THE PROBLEM: Collect each line of the entries that holds the string "JSON".

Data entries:
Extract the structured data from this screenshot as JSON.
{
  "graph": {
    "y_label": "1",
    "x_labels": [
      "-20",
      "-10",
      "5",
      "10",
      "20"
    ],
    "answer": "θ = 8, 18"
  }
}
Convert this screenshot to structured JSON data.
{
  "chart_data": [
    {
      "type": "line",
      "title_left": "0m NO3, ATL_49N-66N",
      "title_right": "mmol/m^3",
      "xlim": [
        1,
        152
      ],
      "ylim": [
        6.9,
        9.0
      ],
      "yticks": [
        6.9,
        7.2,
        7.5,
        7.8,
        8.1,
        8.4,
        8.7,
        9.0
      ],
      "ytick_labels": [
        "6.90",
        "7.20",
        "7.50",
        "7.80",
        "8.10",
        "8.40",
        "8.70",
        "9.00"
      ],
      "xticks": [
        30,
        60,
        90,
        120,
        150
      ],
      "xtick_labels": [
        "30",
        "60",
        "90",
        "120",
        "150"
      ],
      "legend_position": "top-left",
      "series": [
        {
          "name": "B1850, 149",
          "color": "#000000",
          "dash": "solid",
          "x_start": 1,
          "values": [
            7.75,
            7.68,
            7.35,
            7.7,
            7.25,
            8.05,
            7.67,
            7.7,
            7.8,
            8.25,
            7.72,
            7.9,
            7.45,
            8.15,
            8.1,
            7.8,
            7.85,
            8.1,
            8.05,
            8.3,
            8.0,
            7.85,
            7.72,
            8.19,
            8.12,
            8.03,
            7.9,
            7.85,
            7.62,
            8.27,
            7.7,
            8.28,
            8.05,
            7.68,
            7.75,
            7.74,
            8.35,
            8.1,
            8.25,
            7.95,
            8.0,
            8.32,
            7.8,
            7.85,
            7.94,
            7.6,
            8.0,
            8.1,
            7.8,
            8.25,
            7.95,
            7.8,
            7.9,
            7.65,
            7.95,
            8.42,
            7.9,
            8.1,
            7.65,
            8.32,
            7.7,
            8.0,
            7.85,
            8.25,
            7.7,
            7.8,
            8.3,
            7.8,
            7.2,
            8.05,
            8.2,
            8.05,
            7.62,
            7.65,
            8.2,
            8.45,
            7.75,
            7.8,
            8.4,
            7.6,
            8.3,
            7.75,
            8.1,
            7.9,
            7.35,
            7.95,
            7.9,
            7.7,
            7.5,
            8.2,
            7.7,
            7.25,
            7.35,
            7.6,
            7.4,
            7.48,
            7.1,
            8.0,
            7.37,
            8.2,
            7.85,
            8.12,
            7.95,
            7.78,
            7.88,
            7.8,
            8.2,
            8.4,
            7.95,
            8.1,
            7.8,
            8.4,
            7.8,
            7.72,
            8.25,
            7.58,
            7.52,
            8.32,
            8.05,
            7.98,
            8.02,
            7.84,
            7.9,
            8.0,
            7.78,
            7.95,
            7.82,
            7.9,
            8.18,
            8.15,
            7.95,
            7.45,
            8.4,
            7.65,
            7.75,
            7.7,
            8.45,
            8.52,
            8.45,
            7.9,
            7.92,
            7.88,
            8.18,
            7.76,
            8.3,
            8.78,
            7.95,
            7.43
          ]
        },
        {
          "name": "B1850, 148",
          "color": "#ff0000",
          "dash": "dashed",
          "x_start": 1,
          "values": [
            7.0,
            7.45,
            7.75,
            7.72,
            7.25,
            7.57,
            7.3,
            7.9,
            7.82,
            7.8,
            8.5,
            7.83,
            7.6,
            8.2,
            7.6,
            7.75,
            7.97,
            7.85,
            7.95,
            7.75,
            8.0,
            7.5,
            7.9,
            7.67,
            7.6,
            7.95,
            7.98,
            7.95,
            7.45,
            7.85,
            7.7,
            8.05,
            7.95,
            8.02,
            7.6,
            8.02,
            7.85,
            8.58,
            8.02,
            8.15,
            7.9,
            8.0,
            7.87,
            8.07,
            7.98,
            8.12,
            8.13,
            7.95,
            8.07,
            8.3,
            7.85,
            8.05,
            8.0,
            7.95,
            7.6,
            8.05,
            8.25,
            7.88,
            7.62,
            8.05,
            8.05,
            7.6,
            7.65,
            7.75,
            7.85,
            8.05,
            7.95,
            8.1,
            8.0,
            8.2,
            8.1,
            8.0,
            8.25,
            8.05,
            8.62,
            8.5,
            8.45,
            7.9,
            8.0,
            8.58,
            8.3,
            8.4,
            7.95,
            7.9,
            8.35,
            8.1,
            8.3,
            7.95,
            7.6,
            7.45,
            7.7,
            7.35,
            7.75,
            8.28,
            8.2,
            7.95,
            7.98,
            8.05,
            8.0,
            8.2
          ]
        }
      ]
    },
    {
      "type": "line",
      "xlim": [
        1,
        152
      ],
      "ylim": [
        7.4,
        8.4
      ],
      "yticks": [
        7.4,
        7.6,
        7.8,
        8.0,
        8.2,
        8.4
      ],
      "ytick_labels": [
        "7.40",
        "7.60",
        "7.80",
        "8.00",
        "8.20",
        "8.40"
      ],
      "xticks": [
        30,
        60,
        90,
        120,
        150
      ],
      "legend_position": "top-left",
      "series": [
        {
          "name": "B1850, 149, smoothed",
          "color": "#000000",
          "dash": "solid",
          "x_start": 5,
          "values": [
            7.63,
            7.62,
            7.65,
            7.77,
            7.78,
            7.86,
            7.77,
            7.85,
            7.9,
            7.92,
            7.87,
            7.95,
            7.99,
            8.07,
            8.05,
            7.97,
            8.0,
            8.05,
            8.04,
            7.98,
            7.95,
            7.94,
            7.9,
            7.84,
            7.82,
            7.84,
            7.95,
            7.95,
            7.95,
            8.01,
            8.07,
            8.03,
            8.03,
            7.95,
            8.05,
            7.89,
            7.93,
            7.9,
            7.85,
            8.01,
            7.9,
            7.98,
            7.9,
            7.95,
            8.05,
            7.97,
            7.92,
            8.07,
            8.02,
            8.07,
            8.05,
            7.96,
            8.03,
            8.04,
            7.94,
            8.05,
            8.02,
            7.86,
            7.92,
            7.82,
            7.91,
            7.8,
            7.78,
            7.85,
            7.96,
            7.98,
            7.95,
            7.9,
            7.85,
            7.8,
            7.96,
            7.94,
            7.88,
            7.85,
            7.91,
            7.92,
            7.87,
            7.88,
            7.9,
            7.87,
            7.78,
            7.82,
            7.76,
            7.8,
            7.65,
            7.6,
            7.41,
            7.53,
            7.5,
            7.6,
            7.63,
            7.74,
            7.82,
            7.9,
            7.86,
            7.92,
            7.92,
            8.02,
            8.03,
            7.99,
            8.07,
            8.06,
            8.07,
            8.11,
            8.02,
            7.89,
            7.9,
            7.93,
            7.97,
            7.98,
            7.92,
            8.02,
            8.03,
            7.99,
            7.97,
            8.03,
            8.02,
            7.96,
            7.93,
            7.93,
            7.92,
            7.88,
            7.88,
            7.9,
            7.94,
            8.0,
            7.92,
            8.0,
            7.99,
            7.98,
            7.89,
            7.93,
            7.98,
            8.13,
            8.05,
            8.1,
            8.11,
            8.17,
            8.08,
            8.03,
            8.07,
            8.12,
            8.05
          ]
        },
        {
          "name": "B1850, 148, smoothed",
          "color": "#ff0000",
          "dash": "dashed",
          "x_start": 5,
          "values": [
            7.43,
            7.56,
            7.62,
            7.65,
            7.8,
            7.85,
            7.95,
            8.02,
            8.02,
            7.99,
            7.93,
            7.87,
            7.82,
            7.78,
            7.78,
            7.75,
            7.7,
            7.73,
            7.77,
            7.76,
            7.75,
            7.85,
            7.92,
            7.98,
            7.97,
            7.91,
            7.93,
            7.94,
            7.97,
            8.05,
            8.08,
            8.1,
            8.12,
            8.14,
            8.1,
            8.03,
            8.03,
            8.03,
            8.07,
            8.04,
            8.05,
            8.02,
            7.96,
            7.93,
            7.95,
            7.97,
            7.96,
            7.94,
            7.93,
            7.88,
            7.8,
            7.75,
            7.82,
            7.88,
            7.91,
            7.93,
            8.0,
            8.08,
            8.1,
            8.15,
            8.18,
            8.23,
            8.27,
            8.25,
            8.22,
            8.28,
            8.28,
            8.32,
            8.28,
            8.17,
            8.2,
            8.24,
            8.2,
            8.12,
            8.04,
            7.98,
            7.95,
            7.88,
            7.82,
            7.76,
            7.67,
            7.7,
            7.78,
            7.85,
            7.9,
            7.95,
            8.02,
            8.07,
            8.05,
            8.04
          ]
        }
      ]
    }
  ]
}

RESULT FOR THIS TASK:
Extract the structured data from this screenshot as JSON.
Convert this screenshot to structured JSON data.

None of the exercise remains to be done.